▸ Exercise
Write out every line of the material as it stands, apart from the pictures.

▸ Saved entries
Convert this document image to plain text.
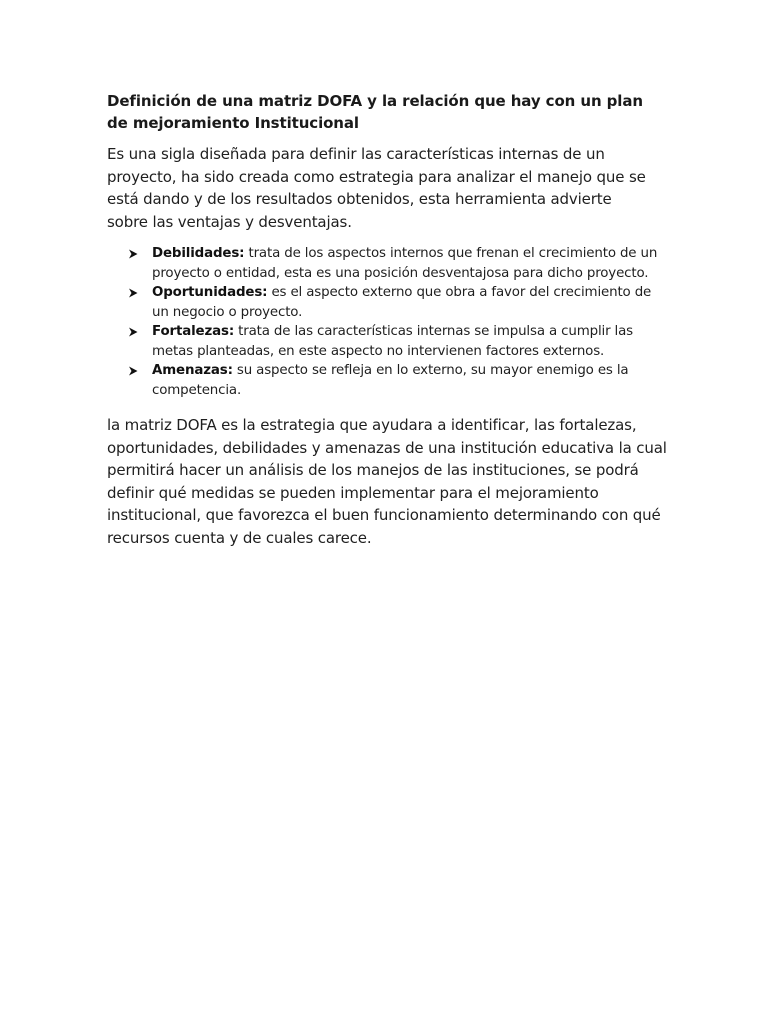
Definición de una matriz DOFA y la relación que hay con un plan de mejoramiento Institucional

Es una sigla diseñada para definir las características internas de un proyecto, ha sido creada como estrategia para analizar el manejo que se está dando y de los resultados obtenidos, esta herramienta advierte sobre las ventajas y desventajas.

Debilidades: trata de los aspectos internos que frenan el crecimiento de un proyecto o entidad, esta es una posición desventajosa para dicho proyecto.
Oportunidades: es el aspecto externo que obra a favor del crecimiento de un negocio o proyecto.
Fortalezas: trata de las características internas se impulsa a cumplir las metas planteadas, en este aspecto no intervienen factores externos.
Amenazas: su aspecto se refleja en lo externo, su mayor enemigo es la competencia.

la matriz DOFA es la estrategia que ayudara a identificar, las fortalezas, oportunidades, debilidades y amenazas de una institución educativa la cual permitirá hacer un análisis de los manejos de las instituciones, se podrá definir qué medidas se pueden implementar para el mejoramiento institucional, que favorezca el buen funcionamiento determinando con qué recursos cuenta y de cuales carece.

▸ Answer for the task
Convert this document image to plain text.
Definición de una matriz DOFA y la relación que hay con un plan de mejoramiento Institucional

Es una sigla diseñada para definir las características internas de un proyecto, ha sido creada como estrategia para analizar el manejo que se está dando y de los resultados obtenidos, esta herramienta advierte sobre las ventajas y desventajas.

Debilidades: trata de los aspectos internos que frenan el crecimiento de un proyecto o entidad, esta es una posición desventajosa para dicho proyecto.
Oportunidades: es el aspecto externo que obra a favor del crecimiento de un negocio o proyecto.
Fortalezas: trata de las características internas se impulsa a cumplir las metas planteadas, en este aspecto no intervienen factores externos.
Amenazas: su aspecto se refleja en lo externo, su mayor enemigo es la competencia.

la matriz DOFA es la estrategia que ayudara a identificar, las fortalezas, oportunidades, debilidades y amenazas de una institución educativa la cual permitirá hacer un análisis de los manejos de las instituciones, se podrá definir qué medidas se pueden implementar para el mejoramiento institucional, que favorezca el buen funcionamiento determinando con qué recursos cuenta y de cuales carece.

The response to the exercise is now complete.